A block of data
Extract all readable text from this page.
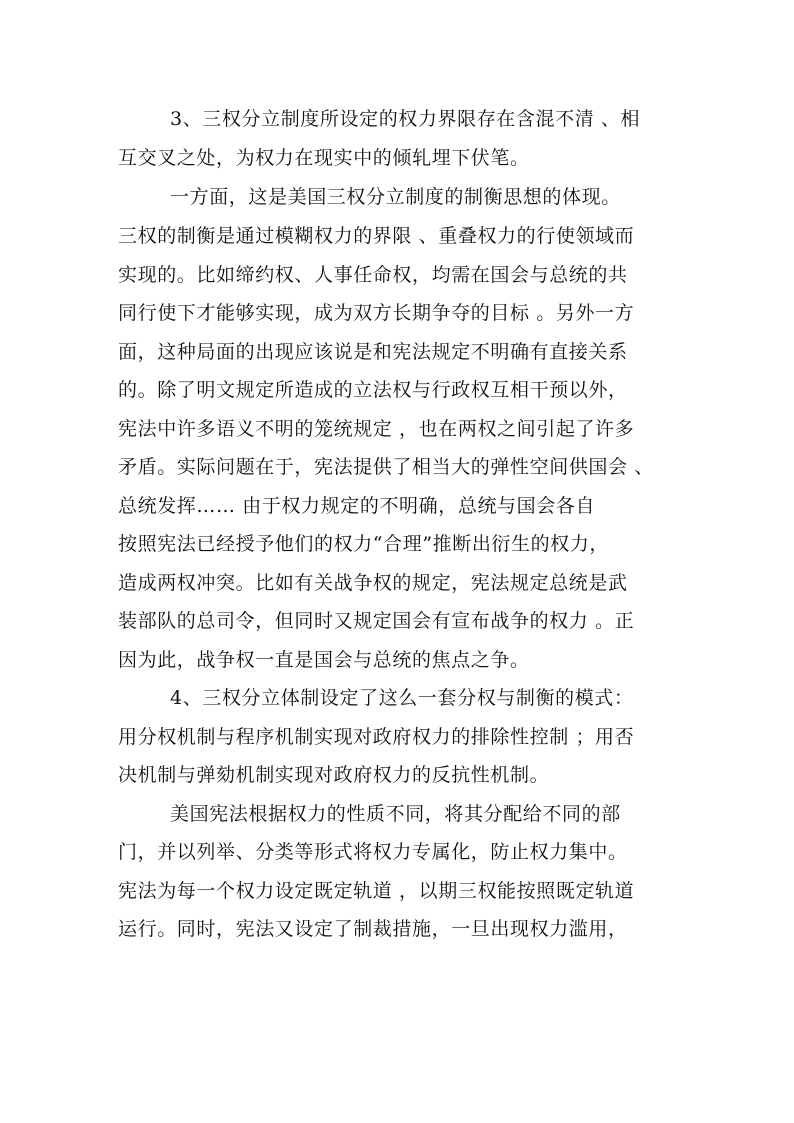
3、三权分立制度所设定的权力界限存在含混不清 、相
互交叉之处，为权力在现实中的倾轧埋下伏笔。
一方面，这是美国三权分立制度的制衡思想的体现。
三权的制衡是通过模糊权力的界限 、重叠权力的行使领域而
实现的。比如缔约权、人事任命权，均需在国会与总统的共
同行使下才能够实现，成为双方长期争夺的目标 。另外一方
面，这种局面的出现应该说是和宪法规定不明确有直接关系
的。除了明文规定所造成的立法权与行政权互相干预以外，
宪法中许多语义不明的笼统规定 ，也在两权之间引起了许多
矛盾。实际问题在于，宪法提供了相当大的弹性空间供国会 、
总统发挥…… 由于权力规定的不明确，总统与国会各自
按照宪法已经授予他们的权力“合理”推断出衍生的权力，
造成两权冲突。比如有关战争权的规定，宪法规定总统是武
装部队的总司令，但同时又规定国会有宣布战争的权力 。正
因为此，战争权一直是国会与总统的焦点之争。
4、三权分立体制设定了这么一套分权与制衡的模式：
用分权机制与程序机制实现对政府权力的排除性控制 ；用否
决机制与弹劾机制实现对政府权力的反抗性机制。
美国宪法根据权力的性质不同，将其分配给不同的部
门，并以列举、分类等形式将权力专属化，防止权力集中。
宪法为每一个权力设定既定轨道 ，以期三权能按照既定轨道
运行。同时，宪法又设定了制裁措施，一旦出现权力滥用，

Required task
Retype the listing exactly. Pictures do not belong in the copy.

Task solution
Extract all readable text from this page.
3、三权分立制度所设定的权力界限存在含混不清 、相
互交叉之处，为权力在现实中的倾轧埋下伏笔。
一方面，这是美国三权分立制度的制衡思想的体现。
三权的制衡是通过模糊权力的界限 、重叠权力的行使领域而
实现的。比如缔约权、人事任命权，均需在国会与总统的共
同行使下才能够实现，成为双方长期争夺的目标 。另外一方
面，这种局面的出现应该说是和宪法规定不明确有直接关系
的。除了明文规定所造成的立法权与行政权互相干预以外，
宪法中许多语义不明的笼统规定 ，也在两权之间引起了许多
矛盾。实际问题在于，宪法提供了相当大的弹性空间供国会 、
总统发挥…… 由于权力规定的不明确，总统与国会各自
按照宪法已经授予他们的权力“合理”推断出衍生的权力，
造成两权冲突。比如有关战争权的规定，宪法规定总统是武
装部队的总司令，但同时又规定国会有宣布战争的权力 。正
因为此，战争权一直是国会与总统的焦点之争。
4、三权分立体制设定了这么一套分权与制衡的模式：
用分权机制与程序机制实现对政府权力的排除性控制 ；用否
决机制与弹劾机制实现对政府权力的反抗性机制。
美国宪法根据权力的性质不同，将其分配给不同的部
门，并以列举、分类等形式将权力专属化，防止权力集中。
宪法为每一个权力设定既定轨道 ，以期三权能按照既定轨道
运行。同时，宪法又设定了制裁措施，一旦出现权力滥用，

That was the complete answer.